## YOUR TASK
Copy each line of the listing below word for word.

[Data listing]
____________

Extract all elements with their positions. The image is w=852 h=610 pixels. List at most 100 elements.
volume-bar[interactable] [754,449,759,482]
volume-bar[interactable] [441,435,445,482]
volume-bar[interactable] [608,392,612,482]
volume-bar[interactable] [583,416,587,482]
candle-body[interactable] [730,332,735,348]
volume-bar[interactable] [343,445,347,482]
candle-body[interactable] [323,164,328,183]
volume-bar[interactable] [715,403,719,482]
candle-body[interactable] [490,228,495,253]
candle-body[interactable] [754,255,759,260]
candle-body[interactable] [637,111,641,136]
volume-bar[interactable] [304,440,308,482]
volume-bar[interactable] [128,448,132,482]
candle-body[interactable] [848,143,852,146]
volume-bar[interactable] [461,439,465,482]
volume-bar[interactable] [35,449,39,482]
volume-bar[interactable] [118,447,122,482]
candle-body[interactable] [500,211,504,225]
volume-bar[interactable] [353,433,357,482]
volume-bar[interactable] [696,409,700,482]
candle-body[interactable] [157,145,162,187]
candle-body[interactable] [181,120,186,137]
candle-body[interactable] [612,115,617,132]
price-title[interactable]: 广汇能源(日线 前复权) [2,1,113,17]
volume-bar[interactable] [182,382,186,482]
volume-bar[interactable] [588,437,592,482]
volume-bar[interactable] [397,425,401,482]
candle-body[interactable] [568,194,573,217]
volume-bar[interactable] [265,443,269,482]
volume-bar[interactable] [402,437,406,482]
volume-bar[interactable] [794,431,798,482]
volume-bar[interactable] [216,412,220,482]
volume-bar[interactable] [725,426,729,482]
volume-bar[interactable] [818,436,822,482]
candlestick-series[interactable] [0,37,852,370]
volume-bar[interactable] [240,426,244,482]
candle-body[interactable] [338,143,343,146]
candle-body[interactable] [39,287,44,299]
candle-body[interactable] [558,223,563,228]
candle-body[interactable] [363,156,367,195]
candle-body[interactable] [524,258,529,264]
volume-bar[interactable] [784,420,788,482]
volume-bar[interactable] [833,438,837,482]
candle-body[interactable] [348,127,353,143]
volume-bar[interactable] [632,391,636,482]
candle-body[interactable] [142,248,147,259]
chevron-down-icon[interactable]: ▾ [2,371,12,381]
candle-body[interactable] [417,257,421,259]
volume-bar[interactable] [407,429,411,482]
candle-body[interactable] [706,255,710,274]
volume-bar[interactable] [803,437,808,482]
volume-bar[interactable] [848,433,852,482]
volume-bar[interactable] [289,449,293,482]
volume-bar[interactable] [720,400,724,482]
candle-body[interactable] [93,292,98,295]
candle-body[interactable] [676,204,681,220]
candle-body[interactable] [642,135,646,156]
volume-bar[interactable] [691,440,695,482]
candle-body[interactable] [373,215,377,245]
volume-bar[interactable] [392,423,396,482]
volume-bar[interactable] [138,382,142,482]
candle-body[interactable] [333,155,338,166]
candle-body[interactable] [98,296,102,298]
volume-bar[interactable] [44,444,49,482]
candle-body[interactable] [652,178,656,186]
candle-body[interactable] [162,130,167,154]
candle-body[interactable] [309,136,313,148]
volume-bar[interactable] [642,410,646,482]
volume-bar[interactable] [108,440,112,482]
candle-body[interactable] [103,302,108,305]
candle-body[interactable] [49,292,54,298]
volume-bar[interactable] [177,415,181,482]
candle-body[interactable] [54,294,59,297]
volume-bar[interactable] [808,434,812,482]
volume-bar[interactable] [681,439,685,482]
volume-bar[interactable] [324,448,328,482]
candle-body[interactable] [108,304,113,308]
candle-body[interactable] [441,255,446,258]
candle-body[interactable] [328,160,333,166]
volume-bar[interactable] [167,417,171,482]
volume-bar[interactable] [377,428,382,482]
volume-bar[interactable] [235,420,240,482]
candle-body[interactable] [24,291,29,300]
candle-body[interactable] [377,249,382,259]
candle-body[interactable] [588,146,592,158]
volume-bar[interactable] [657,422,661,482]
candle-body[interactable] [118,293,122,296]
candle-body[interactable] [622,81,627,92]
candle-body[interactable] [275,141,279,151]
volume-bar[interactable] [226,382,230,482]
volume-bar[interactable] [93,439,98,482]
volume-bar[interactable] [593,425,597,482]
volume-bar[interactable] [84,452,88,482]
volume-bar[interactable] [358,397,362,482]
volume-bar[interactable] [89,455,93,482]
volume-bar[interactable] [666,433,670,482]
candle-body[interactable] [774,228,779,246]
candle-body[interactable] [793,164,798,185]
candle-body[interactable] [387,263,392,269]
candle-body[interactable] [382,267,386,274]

____________

## CORRECT ANSWER
Extract all elements with their positions. The image is w=852 h=610 pixels. List at most 100 elements.
volume-bar[interactable] [754,449,759,482]
volume-bar[interactable] [441,435,445,482]
volume-bar[interactable] [608,392,612,482]
volume-bar[interactable] [583,416,587,482]
candle-body[interactable] [730,332,735,348]
volume-bar[interactable] [343,445,347,482]
candle-body[interactable] [323,164,328,183]
volume-bar[interactable] [715,403,719,482]
candle-body[interactable] [490,228,495,253]
candle-body[interactable] [754,255,759,260]
candle-body[interactable] [637,111,641,136]
volume-bar[interactable] [304,440,308,482]
volume-bar[interactable] [128,448,132,482]
candle-body[interactable] [848,143,852,146]
volume-bar[interactable] [461,439,465,482]
volume-bar[interactable] [35,449,39,482]
volume-bar[interactable] [118,447,122,482]
candle-body[interactable] [500,211,504,225]
volume-bar[interactable] [353,433,357,482]
volume-bar[interactable] [696,409,700,482]
candle-body[interactable] [157,145,162,187]
candle-body[interactable] [181,120,186,137]
candle-body[interactable] [612,115,617,132]
price-title[interactable]: 广汇能源(日线 前复权) [2,1,113,17]
volume-bar[interactable] [182,382,186,482]
volume-bar[interactable] [588,437,592,482]
volume-bar[interactable] [397,425,401,482]
candle-body[interactable] [568,194,573,217]
volume-bar[interactable] [265,443,269,482]
volume-bar[interactable] [402,437,406,482]
volume-bar[interactable] [794,431,798,482]
volume-bar[interactable] [216,412,220,482]
volume-bar[interactable] [725,426,729,482]
volume-bar[interactable] [818,436,822,482]
candlestick-series[interactable] [0,37,852,370]
volume-bar[interactable] [240,426,244,482]
candle-body[interactable] [338,143,343,146]
candle-body[interactable] [39,287,44,299]
candle-body[interactable] [558,223,563,228]
candle-body[interactable] [363,156,367,195]
candle-body[interactable] [524,258,529,264]
volume-bar[interactable] [784,420,788,482]
volume-bar[interactable] [833,438,837,482]
candle-body[interactable] [348,127,353,143]
volume-bar[interactable] [632,391,636,482]
candle-body[interactable] [142,248,147,259]
chevron-down-icon[interactable]: ▾ [2,371,12,381]
candle-body[interactable] [417,257,421,259]
volume-bar[interactable] [407,429,411,482]
candle-body[interactable] [706,255,710,274]
volume-bar[interactable] [803,437,808,482]
volume-bar[interactable] [848,433,852,482]
volume-bar[interactable] [289,449,293,482]
volume-bar[interactable] [720,400,724,482]
candle-body[interactable] [93,292,98,295]
candle-body[interactable] [676,204,681,220]
candle-body[interactable] [642,135,646,156]
volume-bar[interactable] [691,440,695,482]
candle-body[interactable] [373,215,377,245]
volume-bar[interactable] [392,423,396,482]
volume-bar[interactable] [138,382,142,482]
candle-body[interactable] [333,155,338,166]
candle-body[interactable] [98,296,102,298]
volume-bar[interactable] [44,444,49,482]
candle-body[interactable] [652,178,656,186]
candle-body[interactable] [162,130,167,154]
candle-body[interactable] [309,136,313,148]
volume-bar[interactable] [642,410,646,482]
volume-bar[interactable] [108,440,112,482]
candle-body[interactable] [103,302,108,305]
candle-body[interactable] [49,292,54,298]
volume-bar[interactable] [177,415,181,482]
candle-body[interactable] [54,294,59,297]
volume-bar[interactable] [808,434,812,482]
volume-bar[interactable] [681,439,685,482]
volume-bar[interactable] [324,448,328,482]
candle-body[interactable] [108,304,113,308]
candle-body[interactable] [441,255,446,258]
candle-body[interactable] [328,160,333,166]
volume-bar[interactable] [167,417,171,482]
volume-bar[interactable] [377,428,382,482]
volume-bar[interactable] [235,420,240,482]
candle-body[interactable] [24,291,29,300]
candle-body[interactable] [377,249,382,259]
candle-body[interactable] [588,146,592,158]
volume-bar[interactable] [657,422,661,482]
candle-body[interactable] [118,293,122,296]
candle-body[interactable] [622,81,627,92]
candle-body[interactable] [275,141,279,151]
volume-bar[interactable] [226,382,230,482]
volume-bar[interactable] [93,439,98,482]
volume-bar[interactable] [593,425,597,482]
volume-bar[interactable] [84,452,88,482]
volume-bar[interactable] [358,397,362,482]
volume-bar[interactable] [89,455,93,482]
volume-bar[interactable] [666,433,670,482]
candle-body[interactable] [774,228,779,246]
candle-body[interactable] [793,164,798,185]
candle-body[interactable] [387,263,392,269]
candle-body[interactable] [382,267,386,274]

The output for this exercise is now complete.